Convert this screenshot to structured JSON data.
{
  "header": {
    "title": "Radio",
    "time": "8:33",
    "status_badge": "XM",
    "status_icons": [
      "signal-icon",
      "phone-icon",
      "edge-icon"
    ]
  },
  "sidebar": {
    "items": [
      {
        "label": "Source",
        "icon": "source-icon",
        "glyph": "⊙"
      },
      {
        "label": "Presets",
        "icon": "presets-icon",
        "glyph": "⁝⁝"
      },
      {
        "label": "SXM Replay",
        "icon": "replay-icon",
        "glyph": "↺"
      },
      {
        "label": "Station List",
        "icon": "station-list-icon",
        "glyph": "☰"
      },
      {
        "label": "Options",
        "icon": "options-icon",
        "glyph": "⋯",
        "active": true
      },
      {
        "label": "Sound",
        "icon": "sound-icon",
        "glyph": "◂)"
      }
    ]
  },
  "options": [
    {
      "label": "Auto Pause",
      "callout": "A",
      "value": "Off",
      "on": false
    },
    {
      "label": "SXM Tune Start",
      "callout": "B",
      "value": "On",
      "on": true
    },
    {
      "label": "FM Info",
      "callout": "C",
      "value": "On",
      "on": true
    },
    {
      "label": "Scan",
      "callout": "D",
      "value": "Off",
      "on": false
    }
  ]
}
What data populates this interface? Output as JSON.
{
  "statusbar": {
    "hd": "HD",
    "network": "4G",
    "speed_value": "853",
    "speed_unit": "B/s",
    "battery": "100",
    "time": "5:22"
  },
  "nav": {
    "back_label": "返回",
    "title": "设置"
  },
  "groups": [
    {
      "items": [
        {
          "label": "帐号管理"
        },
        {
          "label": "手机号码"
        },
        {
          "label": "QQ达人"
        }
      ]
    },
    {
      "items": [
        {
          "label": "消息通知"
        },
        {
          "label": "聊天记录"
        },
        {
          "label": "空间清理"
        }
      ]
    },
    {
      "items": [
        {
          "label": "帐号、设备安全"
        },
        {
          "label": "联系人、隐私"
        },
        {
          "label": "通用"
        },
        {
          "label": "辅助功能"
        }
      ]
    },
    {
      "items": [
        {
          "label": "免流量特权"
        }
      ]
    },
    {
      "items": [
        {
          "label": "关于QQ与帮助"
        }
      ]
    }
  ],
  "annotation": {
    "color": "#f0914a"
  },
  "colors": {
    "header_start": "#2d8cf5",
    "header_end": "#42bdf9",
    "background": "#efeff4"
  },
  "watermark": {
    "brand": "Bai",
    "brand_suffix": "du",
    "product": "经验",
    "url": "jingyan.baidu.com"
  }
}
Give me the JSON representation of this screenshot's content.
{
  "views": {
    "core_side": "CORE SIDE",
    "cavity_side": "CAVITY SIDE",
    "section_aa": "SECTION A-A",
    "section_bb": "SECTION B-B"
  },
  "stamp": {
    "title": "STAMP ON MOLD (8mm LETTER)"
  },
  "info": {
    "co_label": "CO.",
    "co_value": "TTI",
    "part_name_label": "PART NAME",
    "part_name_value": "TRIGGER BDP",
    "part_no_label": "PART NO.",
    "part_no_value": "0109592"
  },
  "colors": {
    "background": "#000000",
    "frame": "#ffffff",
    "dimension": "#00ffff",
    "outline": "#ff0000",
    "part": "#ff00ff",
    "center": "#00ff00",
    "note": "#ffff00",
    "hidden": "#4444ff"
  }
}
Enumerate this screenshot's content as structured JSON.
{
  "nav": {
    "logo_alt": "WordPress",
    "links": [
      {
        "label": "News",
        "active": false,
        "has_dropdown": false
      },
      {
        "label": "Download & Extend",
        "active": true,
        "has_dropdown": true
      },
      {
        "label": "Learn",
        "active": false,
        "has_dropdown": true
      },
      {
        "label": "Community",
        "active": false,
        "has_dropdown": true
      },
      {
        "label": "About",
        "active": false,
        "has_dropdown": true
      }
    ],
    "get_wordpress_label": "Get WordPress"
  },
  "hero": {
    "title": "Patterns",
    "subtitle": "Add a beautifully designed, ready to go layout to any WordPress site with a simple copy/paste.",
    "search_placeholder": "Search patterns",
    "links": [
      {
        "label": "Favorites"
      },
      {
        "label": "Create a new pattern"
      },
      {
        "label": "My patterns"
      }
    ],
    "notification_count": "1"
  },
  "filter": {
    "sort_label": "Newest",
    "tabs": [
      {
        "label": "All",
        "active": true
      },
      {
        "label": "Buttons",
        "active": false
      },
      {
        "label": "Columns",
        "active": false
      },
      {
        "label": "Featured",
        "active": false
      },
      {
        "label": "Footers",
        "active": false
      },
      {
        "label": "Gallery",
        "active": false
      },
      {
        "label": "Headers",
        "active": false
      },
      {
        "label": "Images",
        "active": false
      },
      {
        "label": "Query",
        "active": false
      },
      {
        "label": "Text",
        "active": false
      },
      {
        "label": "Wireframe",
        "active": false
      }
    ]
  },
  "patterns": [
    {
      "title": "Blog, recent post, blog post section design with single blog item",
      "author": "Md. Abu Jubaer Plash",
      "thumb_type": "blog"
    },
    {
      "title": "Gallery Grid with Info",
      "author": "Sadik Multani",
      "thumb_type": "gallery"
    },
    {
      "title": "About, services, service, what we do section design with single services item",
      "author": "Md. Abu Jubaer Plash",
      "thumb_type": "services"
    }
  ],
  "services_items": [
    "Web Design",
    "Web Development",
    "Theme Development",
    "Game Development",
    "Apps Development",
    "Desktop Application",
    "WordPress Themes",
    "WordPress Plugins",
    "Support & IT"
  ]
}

EXERCISE PROMPT: Look over the material above and show each line where "content" appears.

SOLUTION TO THIS PROBLEM:
Give me the JSON representation of this screenshot's content.
Enumerate this screenshot's content as structured JSON.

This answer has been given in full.